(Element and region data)

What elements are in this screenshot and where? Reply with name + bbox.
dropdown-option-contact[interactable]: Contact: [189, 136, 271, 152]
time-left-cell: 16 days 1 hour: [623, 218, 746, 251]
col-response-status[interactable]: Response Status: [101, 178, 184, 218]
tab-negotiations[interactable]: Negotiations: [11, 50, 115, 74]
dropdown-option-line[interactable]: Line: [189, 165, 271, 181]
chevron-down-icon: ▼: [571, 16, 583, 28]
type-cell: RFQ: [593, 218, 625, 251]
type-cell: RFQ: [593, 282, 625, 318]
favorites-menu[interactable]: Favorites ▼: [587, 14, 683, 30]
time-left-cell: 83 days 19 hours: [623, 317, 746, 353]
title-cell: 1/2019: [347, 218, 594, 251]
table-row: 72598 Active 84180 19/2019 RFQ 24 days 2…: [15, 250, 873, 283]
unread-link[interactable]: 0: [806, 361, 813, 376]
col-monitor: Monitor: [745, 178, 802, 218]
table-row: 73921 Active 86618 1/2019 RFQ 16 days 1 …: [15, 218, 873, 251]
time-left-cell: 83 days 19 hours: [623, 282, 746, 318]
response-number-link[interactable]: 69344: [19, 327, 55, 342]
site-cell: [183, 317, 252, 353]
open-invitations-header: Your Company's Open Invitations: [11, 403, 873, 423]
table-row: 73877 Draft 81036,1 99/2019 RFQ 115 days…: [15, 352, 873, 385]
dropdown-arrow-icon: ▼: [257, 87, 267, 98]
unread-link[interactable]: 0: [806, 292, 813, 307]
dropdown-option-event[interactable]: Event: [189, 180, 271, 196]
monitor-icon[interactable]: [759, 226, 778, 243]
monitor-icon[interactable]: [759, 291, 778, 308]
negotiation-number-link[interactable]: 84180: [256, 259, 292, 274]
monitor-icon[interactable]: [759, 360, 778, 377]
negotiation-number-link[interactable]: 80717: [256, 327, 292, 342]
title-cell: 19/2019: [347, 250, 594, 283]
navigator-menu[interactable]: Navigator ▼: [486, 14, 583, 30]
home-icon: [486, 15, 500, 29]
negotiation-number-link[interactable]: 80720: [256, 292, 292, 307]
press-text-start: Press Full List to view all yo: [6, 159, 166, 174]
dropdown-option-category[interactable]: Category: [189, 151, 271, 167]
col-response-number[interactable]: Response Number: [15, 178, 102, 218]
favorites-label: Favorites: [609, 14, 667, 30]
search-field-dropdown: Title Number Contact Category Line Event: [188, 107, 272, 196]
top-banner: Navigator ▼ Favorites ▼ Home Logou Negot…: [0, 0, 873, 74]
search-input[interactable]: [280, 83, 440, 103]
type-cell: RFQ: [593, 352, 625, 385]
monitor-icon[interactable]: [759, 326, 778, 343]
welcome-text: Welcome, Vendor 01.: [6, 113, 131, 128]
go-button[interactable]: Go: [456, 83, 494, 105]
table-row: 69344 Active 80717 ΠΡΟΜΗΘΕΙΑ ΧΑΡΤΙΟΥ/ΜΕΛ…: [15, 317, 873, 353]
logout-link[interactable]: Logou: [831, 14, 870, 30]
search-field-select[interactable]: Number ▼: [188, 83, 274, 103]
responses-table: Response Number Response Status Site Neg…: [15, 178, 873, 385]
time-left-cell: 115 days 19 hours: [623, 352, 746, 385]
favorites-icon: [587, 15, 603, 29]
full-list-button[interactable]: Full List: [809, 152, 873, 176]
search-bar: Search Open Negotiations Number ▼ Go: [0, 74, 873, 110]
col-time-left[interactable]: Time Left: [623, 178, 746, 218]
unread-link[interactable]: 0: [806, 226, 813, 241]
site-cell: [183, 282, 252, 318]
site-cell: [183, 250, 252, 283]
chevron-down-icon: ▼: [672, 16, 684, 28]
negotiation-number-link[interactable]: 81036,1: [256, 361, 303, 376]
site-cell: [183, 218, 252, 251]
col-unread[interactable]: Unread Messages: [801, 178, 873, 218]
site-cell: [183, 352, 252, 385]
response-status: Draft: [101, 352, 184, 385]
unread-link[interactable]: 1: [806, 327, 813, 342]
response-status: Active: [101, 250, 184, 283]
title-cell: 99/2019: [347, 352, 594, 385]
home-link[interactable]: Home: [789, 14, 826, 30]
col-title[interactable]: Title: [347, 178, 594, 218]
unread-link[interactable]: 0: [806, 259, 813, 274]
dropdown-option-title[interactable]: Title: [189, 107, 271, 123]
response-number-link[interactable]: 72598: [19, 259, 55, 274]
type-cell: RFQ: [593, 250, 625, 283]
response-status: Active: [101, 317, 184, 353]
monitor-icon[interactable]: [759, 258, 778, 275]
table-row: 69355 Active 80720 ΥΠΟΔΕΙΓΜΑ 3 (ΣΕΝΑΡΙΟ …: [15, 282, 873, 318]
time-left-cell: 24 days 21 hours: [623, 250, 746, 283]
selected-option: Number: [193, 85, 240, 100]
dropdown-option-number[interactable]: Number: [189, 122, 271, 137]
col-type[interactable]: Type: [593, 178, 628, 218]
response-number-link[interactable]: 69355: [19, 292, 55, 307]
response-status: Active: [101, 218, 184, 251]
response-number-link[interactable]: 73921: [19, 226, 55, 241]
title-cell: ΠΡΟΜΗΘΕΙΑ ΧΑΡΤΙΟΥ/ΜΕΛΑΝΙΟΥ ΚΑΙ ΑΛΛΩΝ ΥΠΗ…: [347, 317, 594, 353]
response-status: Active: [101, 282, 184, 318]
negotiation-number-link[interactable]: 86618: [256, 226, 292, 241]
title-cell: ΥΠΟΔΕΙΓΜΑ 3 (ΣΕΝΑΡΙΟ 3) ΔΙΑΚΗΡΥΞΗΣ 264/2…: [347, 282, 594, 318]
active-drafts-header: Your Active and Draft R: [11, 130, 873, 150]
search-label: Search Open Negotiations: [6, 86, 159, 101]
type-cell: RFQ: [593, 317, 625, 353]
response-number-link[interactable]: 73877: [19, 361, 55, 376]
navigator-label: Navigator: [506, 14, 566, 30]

# Task goal:
Reproduce every line of the records above verbatim, with no alterations.

# Complete output:
What elements are in this screenshot and where? Reply with name + bbox.
dropdown-option-contact[interactable]: Contact: [189, 136, 271, 152]
time-left-cell: 16 days 1 hour: [623, 218, 746, 251]
col-response-status[interactable]: Response Status: [101, 178, 184, 218]
tab-negotiations[interactable]: Negotiations: [11, 50, 115, 74]
dropdown-option-line[interactable]: Line: [189, 165, 271, 181]
chevron-down-icon: ▼: [571, 16, 583, 28]
type-cell: RFQ: [593, 218, 625, 251]
type-cell: RFQ: [593, 282, 625, 318]
favorites-menu[interactable]: Favorites ▼: [587, 14, 683, 30]
time-left-cell: 83 days 19 hours: [623, 317, 746, 353]
title-cell: 1/2019: [347, 218, 594, 251]
table-row: 72598 Active 84180 19/2019 RFQ 24 days 2…: [15, 250, 873, 283]
unread-link[interactable]: 0: [806, 361, 813, 376]
col-monitor: Monitor: [745, 178, 802, 218]
table-row: 73921 Active 86618 1/2019 RFQ 16 days 1 …: [15, 218, 873, 251]
time-left-cell: 83 days 19 hours: [623, 282, 746, 318]
response-number-link[interactable]: 69344: [19, 327, 55, 342]
site-cell: [183, 317, 252, 353]
open-invitations-header: Your Company's Open Invitations: [11, 403, 873, 423]
table-row: 73877 Draft 81036,1 99/2019 RFQ 115 days…: [15, 352, 873, 385]
dropdown-arrow-icon: ▼: [257, 87, 267, 98]
unread-link[interactable]: 0: [806, 292, 813, 307]
dropdown-option-event[interactable]: Event: [189, 180, 271, 196]
monitor-icon[interactable]: [759, 226, 778, 243]
monitor-icon[interactable]: [759, 291, 778, 308]
negotiation-number-link[interactable]: 84180: [256, 259, 292, 274]
monitor-icon[interactable]: [759, 360, 778, 377]
negotiation-number-link[interactable]: 80717: [256, 327, 292, 342]
title-cell: 19/2019: [347, 250, 594, 283]
navigator-menu[interactable]: Navigator ▼: [486, 14, 583, 30]
home-icon: [486, 15, 500, 29]
negotiation-number-link[interactable]: 80720: [256, 292, 292, 307]
press-text-start: Press Full List to view all yo: [6, 159, 166, 174]
dropdown-option-category[interactable]: Category: [189, 151, 271, 167]
col-response-number[interactable]: Response Number: [15, 178, 102, 218]
favorites-label: Favorites: [609, 14, 667, 30]
search-field-dropdown: Title Number Contact Category Line Event: [188, 107, 272, 196]
top-banner: Navigator ▼ Favorites ▼ Home Logou Negot…: [0, 0, 873, 74]
search-input[interactable]: [280, 83, 440, 103]
type-cell: RFQ: [593, 352, 625, 385]
monitor-icon[interactable]: [759, 326, 778, 343]
welcome-text: Welcome, Vendor 01.: [6, 113, 131, 128]
go-button[interactable]: Go: [456, 83, 494, 105]
table-row: 69344 Active 80717 ΠΡΟΜΗΘΕΙΑ ΧΑΡΤΙΟΥ/ΜΕΛ…: [15, 317, 873, 353]
logout-link[interactable]: Logou: [831, 14, 870, 30]
search-field-select[interactable]: Number ▼: [188, 83, 274, 103]
responses-table: Response Number Response Status Site Neg…: [15, 178, 873, 385]
time-left-cell: 115 days 19 hours: [623, 352, 746, 385]
favorites-icon: [587, 15, 603, 29]
full-list-button[interactable]: Full List: [809, 152, 873, 176]
search-bar: Search Open Negotiations Number ▼ Go: [0, 74, 873, 110]
col-time-left[interactable]: Time Left: [623, 178, 746, 218]
unread-link[interactable]: 0: [806, 226, 813, 241]
site-cell: [183, 282, 252, 318]
site-cell: [183, 250, 252, 283]
chevron-down-icon: ▼: [672, 16, 684, 28]
negotiation-number-link[interactable]: 81036,1: [256, 361, 303, 376]
site-cell: [183, 218, 252, 251]
col-unread[interactable]: Unread Messages: [801, 178, 873, 218]
site-cell: [183, 352, 252, 385]
response-status: Draft: [101, 352, 184, 385]
unread-link[interactable]: 1: [806, 327, 813, 342]
response-status: Active: [101, 250, 184, 283]
title-cell: 99/2019: [347, 352, 594, 385]
home-link[interactable]: Home: [789, 14, 826, 30]
col-title[interactable]: Title: [347, 178, 594, 218]
unread-link[interactable]: 0: [806, 259, 813, 274]
dropdown-option-title[interactable]: Title: [189, 107, 271, 123]
response-number-link[interactable]: 72598: [19, 259, 55, 274]
type-cell: RFQ: [593, 250, 625, 283]
response-status: Active: [101, 317, 184, 353]
monitor-icon[interactable]: [759, 258, 778, 275]
table-row: 69355 Active 80720 ΥΠΟΔΕΙΓΜΑ 3 (ΣΕΝΑΡΙΟ …: [15, 282, 873, 318]
time-left-cell: 24 days 21 hours: [623, 250, 746, 283]
selected-option: Number: [193, 85, 240, 100]
dropdown-option-number[interactable]: Number: [189, 122, 271, 137]
col-type[interactable]: Type: [593, 178, 628, 218]
response-number-link[interactable]: 69355: [19, 292, 55, 307]
response-status: Active: [101, 218, 184, 251]
response-number-link[interactable]: 73921: [19, 226, 55, 241]
title-cell: ΠΡΟΜΗΘΕΙΑ ΧΑΡΤΙΟΥ/ΜΕΛΑΝΙΟΥ ΚΑΙ ΑΛΛΩΝ ΥΠΗ…: [347, 317, 594, 353]
response-status: Active: [101, 282, 184, 318]
negotiation-number-link[interactable]: 86618: [256, 226, 292, 241]
title-cell: ΥΠΟΔΕΙΓΜΑ 3 (ΣΕΝΑΡΙΟ 3) ΔΙΑΚΗΡΥΞΗΣ 264/2…: [347, 282, 594, 318]
active-drafts-header: Your Active and Draft R: [11, 130, 873, 150]
search-label: Search Open Negotiations: [6, 86, 159, 101]
type-cell: RFQ: [593, 317, 625, 353]
response-number-link[interactable]: 73877: [19, 361, 55, 376]
navigator-label: Navigator: [506, 14, 566, 30]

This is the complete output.